━━━ Records for processing ━━━
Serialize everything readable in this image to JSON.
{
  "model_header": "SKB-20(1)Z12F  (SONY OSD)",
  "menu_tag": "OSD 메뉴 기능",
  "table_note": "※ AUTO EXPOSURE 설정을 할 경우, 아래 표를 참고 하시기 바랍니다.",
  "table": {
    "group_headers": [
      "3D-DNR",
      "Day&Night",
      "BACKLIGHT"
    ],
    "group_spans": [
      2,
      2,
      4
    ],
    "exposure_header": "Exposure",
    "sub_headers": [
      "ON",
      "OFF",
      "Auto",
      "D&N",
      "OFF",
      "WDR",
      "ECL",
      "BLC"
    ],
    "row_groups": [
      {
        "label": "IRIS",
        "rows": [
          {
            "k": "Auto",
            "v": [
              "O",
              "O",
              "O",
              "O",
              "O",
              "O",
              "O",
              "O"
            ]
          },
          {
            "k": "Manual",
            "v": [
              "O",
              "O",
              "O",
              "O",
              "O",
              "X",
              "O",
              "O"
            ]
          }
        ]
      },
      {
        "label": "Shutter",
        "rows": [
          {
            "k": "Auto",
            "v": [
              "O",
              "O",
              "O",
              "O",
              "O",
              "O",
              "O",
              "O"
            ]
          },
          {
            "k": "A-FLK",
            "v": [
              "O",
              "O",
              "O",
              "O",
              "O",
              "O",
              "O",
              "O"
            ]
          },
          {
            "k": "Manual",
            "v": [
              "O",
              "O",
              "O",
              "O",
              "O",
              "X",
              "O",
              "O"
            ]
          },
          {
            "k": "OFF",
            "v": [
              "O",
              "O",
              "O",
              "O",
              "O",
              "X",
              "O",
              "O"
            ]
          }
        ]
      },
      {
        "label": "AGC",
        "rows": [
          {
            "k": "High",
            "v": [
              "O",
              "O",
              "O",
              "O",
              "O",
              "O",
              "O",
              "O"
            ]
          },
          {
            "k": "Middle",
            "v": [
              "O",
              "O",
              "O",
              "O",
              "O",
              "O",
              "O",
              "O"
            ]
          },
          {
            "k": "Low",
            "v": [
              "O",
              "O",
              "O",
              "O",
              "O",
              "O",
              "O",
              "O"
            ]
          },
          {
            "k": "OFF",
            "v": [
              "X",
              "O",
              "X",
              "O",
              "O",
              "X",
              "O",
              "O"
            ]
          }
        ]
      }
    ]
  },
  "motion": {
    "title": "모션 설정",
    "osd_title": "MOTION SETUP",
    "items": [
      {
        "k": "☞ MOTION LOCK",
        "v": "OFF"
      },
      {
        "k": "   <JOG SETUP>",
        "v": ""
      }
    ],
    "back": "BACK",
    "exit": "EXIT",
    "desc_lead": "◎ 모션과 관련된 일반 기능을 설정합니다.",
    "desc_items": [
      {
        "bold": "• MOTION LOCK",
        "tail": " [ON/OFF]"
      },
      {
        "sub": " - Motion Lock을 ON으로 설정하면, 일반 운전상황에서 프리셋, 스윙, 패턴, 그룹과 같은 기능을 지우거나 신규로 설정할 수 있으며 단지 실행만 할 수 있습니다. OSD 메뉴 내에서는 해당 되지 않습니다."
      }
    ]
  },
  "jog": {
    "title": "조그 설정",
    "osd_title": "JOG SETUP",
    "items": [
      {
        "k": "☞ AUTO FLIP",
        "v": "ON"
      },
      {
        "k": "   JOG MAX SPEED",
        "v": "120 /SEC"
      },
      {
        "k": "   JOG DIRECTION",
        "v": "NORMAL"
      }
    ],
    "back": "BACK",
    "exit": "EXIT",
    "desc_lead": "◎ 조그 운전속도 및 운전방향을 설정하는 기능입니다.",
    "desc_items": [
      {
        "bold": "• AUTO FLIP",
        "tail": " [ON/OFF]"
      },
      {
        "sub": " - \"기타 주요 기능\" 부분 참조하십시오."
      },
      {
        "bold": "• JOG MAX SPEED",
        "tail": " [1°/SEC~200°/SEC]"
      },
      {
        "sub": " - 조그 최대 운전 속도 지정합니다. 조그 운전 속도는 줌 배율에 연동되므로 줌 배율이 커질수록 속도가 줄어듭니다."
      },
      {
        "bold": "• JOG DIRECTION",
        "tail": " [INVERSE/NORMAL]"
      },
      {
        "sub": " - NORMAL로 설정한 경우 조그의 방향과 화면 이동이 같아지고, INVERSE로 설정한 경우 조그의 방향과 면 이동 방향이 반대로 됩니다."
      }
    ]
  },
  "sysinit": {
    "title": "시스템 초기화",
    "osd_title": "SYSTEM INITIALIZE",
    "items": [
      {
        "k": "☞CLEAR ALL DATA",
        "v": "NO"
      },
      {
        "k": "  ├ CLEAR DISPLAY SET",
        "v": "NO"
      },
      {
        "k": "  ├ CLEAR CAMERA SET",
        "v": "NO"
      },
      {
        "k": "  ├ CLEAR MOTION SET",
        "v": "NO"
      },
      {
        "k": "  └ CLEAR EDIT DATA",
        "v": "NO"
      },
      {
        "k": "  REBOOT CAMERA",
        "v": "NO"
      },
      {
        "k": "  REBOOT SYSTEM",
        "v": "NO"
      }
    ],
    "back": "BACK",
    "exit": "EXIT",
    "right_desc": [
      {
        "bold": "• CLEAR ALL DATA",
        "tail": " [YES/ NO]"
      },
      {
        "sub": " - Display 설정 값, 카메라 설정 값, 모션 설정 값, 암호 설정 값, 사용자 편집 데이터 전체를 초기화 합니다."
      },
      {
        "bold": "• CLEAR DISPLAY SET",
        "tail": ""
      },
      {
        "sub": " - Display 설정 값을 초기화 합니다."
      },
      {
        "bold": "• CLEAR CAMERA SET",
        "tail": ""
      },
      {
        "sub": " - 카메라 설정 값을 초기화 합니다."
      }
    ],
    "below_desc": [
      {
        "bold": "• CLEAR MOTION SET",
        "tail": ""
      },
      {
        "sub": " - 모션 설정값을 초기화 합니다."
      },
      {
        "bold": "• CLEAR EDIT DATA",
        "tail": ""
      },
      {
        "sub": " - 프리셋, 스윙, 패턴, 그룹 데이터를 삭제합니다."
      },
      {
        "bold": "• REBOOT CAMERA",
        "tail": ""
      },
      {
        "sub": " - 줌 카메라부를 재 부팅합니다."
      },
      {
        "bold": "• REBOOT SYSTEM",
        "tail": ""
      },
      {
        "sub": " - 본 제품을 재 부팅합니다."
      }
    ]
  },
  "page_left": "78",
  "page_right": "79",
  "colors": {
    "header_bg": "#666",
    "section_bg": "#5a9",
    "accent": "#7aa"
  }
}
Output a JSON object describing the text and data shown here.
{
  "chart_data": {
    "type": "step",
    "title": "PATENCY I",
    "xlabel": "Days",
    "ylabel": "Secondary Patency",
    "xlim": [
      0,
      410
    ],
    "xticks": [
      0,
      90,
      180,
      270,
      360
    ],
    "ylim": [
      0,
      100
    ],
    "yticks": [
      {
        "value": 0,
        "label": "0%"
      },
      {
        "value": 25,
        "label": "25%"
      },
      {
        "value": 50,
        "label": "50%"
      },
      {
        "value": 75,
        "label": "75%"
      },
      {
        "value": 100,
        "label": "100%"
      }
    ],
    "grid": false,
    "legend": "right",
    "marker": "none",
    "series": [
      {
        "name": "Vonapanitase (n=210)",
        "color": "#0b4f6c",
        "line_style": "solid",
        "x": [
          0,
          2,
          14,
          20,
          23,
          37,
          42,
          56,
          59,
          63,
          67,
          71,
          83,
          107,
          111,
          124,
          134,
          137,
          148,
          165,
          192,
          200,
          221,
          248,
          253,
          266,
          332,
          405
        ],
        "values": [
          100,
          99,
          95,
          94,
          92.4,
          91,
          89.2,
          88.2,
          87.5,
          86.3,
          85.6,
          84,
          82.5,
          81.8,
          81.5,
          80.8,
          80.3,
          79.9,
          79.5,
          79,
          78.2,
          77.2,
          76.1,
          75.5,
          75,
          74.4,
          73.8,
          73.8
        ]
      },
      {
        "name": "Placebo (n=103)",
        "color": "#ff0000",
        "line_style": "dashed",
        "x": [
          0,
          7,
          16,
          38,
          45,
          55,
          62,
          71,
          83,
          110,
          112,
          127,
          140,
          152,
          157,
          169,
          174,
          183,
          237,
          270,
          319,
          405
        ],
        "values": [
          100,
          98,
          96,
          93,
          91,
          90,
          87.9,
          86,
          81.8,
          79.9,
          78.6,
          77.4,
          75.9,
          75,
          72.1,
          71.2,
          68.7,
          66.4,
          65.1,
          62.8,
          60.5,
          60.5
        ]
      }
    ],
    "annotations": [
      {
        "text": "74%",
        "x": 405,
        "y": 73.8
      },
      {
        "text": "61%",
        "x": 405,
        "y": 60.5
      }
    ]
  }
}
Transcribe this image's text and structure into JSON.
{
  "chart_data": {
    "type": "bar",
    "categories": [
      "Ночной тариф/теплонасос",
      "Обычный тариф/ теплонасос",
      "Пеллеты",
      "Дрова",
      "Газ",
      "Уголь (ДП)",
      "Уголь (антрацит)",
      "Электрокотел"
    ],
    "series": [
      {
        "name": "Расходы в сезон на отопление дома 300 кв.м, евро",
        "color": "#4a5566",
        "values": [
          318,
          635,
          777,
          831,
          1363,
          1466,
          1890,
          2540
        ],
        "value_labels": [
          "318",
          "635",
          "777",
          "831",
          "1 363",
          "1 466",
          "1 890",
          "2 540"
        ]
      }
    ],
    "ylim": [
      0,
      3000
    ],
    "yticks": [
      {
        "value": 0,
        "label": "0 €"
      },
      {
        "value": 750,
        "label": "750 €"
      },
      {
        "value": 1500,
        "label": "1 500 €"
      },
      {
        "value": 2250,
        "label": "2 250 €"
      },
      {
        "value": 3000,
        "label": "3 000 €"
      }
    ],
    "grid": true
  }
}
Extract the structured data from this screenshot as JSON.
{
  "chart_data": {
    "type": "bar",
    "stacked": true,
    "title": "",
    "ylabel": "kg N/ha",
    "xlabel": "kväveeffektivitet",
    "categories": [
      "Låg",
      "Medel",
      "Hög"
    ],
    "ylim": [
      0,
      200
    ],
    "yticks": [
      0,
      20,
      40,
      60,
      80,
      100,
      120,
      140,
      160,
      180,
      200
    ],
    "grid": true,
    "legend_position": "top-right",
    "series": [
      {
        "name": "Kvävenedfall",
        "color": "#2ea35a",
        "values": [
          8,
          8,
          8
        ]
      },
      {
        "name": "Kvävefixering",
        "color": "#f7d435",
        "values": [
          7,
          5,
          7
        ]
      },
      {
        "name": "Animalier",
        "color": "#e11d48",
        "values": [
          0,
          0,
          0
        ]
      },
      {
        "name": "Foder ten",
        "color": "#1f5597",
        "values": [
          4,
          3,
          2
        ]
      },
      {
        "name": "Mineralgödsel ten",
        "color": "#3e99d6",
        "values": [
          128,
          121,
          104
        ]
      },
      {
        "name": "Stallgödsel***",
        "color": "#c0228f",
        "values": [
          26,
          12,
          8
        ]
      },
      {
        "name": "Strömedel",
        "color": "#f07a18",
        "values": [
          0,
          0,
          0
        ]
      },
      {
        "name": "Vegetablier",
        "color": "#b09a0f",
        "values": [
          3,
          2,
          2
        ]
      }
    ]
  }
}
━━━
*Stated problem:*
Out of the material above, select every line that holds the string "xlabel".

*Full output:*
    "xlabel": "Days",
    "xlabel": "kväveeffektivitet",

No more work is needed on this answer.